▶ _Aim_
Take the material and output all of it exactly.

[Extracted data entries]
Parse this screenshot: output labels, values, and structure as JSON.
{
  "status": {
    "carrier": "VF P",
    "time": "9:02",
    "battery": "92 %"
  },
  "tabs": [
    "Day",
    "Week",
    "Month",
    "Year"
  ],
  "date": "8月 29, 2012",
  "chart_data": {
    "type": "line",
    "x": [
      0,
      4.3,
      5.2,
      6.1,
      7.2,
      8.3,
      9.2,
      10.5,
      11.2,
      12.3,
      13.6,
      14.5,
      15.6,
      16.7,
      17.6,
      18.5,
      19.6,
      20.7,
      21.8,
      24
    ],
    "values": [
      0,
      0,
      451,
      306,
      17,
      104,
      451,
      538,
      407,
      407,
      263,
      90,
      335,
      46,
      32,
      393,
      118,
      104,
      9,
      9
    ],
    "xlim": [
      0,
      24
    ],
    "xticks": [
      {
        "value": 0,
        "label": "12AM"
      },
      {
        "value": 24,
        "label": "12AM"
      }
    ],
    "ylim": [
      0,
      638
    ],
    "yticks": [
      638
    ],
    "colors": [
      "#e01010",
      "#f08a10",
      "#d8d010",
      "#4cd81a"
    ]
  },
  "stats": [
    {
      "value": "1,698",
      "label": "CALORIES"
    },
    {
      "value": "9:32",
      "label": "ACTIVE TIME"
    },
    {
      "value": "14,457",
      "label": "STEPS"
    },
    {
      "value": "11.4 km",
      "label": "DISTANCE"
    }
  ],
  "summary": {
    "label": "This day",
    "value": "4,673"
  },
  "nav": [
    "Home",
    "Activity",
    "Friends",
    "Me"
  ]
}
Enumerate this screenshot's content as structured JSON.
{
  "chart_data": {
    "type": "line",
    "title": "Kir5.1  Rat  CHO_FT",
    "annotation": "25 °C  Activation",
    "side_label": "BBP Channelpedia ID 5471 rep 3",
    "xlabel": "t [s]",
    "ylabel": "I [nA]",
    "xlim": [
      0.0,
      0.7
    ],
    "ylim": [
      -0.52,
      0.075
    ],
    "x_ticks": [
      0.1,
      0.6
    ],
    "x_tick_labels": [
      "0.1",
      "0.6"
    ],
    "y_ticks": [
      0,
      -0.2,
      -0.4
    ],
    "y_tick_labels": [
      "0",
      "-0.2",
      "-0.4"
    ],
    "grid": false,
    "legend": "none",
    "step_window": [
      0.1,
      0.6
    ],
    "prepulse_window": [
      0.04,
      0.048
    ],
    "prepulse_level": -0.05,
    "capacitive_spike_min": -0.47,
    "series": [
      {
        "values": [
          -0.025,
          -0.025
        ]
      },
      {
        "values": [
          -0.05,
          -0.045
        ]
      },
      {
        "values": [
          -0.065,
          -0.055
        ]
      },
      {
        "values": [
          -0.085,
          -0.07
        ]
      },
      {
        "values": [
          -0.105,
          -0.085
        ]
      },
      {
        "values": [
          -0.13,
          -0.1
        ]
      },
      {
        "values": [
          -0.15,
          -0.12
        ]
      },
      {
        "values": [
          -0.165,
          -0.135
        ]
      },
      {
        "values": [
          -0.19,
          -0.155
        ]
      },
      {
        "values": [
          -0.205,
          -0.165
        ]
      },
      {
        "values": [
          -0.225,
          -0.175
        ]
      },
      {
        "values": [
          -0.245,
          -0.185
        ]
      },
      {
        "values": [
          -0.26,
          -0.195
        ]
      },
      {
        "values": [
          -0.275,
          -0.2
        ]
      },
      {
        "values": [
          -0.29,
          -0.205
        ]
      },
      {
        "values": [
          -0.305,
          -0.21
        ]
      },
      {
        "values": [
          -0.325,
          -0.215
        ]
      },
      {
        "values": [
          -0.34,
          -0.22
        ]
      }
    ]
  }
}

▶ _Expected answer_
Parse this screenshot: output labels, values, and structure as JSON.
{
  "status": {
    "carrier": "VF P",
    "time": "9:02",
    "battery": "92 %"
  },
  "tabs": [
    "Day",
    "Week",
    "Month",
    "Year"
  ],
  "date": "8月 29, 2012",
  "chart_data": {
    "type": "line",
    "x": [
      0,
      4.3,
      5.2,
      6.1,
      7.2,
      8.3,
      9.2,
      10.5,
      11.2,
      12.3,
      13.6,
      14.5,
      15.6,
      16.7,
      17.6,
      18.5,
      19.6,
      20.7,
      21.8,
      24
    ],
    "values": [
      0,
      0,
      451,
      306,
      17,
      104,
      451,
      538,
      407,
      407,
      263,
      90,
      335,
      46,
      32,
      393,
      118,
      104,
      9,
      9
    ],
    "xlim": [
      0,
      24
    ],
    "xticks": [
      {
        "value": 0,
        "label": "12AM"
      },
      {
        "value": 24,
        "label": "12AM"
      }
    ],
    "ylim": [
      0,
      638
    ],
    "yticks": [
      638
    ],
    "colors": [
      "#e01010",
      "#f08a10",
      "#d8d010",
      "#4cd81a"
    ]
  },
  "stats": [
    {
      "value": "1,698",
      "label": "CALORIES"
    },
    {
      "value": "9:32",
      "label": "ACTIVE TIME"
    },
    {
      "value": "14,457",
      "label": "STEPS"
    },
    {
      "value": "11.4 km",
      "label": "DISTANCE"
    }
  ],
  "summary": {
    "label": "This day",
    "value": "4,673"
  },
  "nav": [
    "Home",
    "Activity",
    "Friends",
    "Me"
  ]
}
Enumerate this screenshot's content as structured JSON.
{
  "chart_data": {
    "type": "line",
    "title": "Kir5.1  Rat  CHO_FT",
    "annotation": "25 °C  Activation",
    "side_label": "BBP Channelpedia ID 5471 rep 3",
    "xlabel": "t [s]",
    "ylabel": "I [nA]",
    "xlim": [
      0.0,
      0.7
    ],
    "ylim": [
      -0.52,
      0.075
    ],
    "x_ticks": [
      0.1,
      0.6
    ],
    "x_tick_labels": [
      "0.1",
      "0.6"
    ],
    "y_ticks": [
      0,
      -0.2,
      -0.4
    ],
    "y_tick_labels": [
      "0",
      "-0.2",
      "-0.4"
    ],
    "grid": false,
    "legend": "none",
    "step_window": [
      0.1,
      0.6
    ],
    "prepulse_window": [
      0.04,
      0.048
    ],
    "prepulse_level": -0.05,
    "capacitive_spike_min": -0.47,
    "series": [
      {
        "values": [
          -0.025,
          -0.025
        ]
      },
      {
        "values": [
          -0.05,
          -0.045
        ]
      },
      {
        "values": [
          -0.065,
          -0.055
        ]
      },
      {
        "values": [
          -0.085,
          -0.07
        ]
      },
      {
        "values": [
          -0.105,
          -0.085
        ]
      },
      {
        "values": [
          -0.13,
          -0.1
        ]
      },
      {
        "values": [
          -0.15,
          -0.12
        ]
      },
      {
        "values": [
          -0.165,
          -0.135
        ]
      },
      {
        "values": [
          -0.19,
          -0.155
        ]
      },
      {
        "values": [
          -0.205,
          -0.165
        ]
      },
      {
        "values": [
          -0.225,
          -0.175
        ]
      },
      {
        "values": [
          -0.245,
          -0.185
        ]
      },
      {
        "values": [
          -0.26,
          -0.195
        ]
      },
      {
        "values": [
          -0.275,
          -0.2
        ]
      },
      {
        "values": [
          -0.29,
          -0.205
        ]
      },
      {
        "values": [
          -0.305,
          -0.21
        ]
      },
      {
        "values": [
          -0.325,
          -0.215
        ]
      },
      {
        "values": [
          -0.34,
          -0.22
        ]
      }
    ]
  }
}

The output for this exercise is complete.